■ RAW RECORDS ■
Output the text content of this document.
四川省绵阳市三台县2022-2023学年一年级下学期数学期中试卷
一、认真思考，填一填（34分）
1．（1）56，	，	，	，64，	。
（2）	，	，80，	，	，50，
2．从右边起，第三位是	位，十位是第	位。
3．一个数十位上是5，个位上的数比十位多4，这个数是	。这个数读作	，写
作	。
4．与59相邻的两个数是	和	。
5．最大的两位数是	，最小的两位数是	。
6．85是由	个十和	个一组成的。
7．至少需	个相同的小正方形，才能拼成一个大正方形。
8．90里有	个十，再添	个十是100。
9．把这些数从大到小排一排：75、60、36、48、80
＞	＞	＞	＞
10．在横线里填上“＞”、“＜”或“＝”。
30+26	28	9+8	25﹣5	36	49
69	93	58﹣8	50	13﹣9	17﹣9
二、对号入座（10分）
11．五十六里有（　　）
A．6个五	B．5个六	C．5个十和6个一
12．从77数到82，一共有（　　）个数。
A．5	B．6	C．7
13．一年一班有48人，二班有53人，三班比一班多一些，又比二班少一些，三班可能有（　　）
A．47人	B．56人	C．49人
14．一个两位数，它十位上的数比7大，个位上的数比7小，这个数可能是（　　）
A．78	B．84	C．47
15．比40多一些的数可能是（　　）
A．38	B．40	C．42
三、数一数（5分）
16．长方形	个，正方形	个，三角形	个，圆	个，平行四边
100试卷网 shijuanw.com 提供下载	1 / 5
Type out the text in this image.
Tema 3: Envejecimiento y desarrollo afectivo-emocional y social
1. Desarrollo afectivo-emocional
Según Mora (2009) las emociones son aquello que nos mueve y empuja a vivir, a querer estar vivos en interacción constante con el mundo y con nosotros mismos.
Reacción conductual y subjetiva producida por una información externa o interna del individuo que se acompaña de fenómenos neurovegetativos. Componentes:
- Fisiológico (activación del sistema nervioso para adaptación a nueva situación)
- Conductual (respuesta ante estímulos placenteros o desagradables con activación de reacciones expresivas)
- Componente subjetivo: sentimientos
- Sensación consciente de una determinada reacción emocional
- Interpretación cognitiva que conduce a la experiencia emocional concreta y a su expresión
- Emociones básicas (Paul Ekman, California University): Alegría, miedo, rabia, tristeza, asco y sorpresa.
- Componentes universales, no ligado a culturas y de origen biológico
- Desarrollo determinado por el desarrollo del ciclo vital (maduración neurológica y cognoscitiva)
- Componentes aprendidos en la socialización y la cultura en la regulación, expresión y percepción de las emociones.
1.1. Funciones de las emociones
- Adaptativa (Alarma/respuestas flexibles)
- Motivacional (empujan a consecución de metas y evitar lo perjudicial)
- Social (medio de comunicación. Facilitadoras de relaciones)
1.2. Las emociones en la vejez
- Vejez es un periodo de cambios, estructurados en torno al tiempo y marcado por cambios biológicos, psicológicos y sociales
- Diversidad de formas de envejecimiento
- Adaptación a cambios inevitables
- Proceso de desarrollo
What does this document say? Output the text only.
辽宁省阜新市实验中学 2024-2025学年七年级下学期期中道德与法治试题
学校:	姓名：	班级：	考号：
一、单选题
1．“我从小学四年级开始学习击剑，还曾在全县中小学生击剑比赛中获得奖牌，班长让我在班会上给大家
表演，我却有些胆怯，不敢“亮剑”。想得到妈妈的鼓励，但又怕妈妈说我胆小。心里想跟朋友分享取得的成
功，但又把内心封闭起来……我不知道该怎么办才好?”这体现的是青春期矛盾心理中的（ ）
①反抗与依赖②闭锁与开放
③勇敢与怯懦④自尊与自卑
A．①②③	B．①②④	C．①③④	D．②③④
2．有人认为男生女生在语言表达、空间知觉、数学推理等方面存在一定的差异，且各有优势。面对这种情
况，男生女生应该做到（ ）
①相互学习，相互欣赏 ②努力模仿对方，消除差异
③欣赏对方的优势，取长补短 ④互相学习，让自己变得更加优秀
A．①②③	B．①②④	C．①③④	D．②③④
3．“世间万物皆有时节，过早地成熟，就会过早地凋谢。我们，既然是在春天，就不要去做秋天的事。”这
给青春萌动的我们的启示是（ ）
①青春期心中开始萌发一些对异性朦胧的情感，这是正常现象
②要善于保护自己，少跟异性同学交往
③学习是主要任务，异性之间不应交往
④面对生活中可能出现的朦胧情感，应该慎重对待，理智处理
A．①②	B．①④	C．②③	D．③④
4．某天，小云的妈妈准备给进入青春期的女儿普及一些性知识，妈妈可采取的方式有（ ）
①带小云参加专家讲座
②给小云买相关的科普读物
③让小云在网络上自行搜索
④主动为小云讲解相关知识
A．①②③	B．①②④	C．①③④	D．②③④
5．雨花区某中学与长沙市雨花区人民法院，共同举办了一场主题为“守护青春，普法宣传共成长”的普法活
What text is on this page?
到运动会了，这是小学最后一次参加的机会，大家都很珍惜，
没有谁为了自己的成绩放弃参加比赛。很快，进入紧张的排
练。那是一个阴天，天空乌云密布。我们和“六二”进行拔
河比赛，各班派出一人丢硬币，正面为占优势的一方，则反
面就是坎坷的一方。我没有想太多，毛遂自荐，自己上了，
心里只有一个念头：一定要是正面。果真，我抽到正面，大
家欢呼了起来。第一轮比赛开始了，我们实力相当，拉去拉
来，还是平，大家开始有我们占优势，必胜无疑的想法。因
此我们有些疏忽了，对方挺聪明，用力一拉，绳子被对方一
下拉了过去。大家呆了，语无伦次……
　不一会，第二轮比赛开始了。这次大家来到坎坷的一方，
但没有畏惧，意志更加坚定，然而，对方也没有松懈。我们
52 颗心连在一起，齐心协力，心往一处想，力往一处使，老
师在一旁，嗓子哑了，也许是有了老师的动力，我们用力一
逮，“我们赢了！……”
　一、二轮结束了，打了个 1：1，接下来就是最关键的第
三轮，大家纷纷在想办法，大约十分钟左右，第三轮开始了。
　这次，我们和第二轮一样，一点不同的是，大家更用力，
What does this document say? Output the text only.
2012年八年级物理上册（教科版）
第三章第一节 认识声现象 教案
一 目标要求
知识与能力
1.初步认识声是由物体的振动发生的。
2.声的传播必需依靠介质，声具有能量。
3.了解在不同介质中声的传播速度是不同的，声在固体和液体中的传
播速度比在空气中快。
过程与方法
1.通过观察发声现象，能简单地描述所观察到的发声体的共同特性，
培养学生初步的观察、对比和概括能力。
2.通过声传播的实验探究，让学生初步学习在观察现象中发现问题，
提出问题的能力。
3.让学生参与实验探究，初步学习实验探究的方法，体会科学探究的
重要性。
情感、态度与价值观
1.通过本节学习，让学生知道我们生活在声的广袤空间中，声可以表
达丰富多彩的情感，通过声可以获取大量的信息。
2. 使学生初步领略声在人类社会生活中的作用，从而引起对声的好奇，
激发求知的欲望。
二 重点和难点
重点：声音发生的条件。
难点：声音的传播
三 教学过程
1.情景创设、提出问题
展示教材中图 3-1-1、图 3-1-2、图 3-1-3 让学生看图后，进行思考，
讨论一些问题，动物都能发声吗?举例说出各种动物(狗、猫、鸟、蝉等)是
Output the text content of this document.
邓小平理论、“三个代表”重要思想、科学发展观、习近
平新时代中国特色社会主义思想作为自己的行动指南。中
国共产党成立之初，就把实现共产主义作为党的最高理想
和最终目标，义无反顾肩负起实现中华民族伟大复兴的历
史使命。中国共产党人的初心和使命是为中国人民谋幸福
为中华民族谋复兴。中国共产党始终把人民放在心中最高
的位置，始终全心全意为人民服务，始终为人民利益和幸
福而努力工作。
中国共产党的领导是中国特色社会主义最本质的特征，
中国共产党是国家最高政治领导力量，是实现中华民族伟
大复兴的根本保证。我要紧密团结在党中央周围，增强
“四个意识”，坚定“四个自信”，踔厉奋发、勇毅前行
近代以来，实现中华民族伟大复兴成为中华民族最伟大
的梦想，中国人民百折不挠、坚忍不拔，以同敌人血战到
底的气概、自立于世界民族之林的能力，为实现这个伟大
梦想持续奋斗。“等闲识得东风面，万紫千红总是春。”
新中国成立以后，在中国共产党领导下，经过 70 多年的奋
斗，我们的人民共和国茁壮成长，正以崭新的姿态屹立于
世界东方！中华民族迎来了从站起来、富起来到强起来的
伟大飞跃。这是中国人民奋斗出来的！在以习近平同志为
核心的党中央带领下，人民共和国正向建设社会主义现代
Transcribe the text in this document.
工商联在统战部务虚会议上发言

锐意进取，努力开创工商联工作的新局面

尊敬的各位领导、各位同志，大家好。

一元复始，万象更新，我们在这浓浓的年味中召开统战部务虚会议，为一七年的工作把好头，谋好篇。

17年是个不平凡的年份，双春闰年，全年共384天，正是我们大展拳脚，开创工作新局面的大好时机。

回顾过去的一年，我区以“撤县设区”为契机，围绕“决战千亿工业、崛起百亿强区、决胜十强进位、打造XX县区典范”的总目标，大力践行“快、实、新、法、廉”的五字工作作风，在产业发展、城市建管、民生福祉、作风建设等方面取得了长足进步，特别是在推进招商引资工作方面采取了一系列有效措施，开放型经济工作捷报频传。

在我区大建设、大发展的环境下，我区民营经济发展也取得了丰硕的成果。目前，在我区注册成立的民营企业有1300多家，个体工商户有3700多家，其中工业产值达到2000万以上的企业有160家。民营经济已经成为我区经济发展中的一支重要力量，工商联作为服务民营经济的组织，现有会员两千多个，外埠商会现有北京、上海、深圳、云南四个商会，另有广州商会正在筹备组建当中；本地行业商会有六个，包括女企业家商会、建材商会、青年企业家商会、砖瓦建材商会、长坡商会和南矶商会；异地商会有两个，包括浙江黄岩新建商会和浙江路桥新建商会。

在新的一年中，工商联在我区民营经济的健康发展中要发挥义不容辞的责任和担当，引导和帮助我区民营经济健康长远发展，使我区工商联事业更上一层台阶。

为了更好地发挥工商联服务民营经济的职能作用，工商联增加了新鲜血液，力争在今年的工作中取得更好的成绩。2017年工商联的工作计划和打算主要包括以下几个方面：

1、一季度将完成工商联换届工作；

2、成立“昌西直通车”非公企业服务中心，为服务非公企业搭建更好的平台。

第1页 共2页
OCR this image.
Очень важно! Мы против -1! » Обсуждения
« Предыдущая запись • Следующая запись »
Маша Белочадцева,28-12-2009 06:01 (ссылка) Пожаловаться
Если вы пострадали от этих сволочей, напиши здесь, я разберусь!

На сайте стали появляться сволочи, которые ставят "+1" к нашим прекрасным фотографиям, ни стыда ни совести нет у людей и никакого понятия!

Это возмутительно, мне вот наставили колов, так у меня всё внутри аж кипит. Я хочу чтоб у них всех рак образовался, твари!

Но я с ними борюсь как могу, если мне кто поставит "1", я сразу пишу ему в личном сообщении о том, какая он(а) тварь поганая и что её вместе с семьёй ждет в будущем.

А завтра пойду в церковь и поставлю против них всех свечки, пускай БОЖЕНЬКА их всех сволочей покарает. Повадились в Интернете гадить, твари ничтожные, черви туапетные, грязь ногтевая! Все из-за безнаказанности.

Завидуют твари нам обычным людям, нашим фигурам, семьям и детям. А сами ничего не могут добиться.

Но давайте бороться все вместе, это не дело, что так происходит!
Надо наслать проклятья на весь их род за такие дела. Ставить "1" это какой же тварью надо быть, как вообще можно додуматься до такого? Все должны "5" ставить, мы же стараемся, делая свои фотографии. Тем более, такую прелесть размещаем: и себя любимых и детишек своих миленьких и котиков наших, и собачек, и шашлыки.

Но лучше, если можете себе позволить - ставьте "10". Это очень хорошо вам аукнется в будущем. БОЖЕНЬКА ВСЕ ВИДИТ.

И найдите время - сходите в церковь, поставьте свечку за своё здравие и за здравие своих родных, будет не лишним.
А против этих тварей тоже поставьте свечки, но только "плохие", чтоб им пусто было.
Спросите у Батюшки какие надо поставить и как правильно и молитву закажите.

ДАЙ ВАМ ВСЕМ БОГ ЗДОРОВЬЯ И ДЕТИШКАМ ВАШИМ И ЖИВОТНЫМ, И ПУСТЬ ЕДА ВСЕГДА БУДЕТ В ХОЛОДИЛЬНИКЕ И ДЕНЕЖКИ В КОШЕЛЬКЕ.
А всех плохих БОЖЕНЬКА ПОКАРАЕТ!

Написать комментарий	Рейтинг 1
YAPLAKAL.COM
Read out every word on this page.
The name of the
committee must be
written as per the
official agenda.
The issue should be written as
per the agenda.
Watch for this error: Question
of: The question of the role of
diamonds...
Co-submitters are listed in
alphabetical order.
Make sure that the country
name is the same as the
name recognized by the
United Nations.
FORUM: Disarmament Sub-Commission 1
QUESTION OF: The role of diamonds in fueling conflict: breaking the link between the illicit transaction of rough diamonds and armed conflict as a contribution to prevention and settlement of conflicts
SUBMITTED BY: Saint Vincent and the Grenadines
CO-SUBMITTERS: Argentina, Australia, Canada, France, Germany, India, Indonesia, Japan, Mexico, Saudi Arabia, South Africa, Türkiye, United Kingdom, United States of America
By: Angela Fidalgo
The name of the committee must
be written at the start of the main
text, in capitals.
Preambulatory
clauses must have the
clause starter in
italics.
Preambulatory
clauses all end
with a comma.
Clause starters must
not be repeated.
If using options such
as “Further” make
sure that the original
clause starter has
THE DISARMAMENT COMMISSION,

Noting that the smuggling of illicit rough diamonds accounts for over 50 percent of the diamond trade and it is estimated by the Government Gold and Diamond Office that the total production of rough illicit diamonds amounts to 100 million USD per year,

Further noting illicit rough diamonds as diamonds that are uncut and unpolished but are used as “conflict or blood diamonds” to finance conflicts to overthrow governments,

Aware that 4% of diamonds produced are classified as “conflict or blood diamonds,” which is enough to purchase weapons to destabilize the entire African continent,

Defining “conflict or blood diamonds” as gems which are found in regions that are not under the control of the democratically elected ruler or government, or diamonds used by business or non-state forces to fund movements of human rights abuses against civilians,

■ EXERCISE PROMPT ■
Show all lines from the listing above in which "text" appears.

■ CORRECT RESPONSE ■
Output the text content of this document.
Type out the text in this image.
What does this document say? Output the text only.
What text is on this page?
What does this document say? Output the text only.
Output the text content of this document.
Transcribe the text in this document.
text, in capitals.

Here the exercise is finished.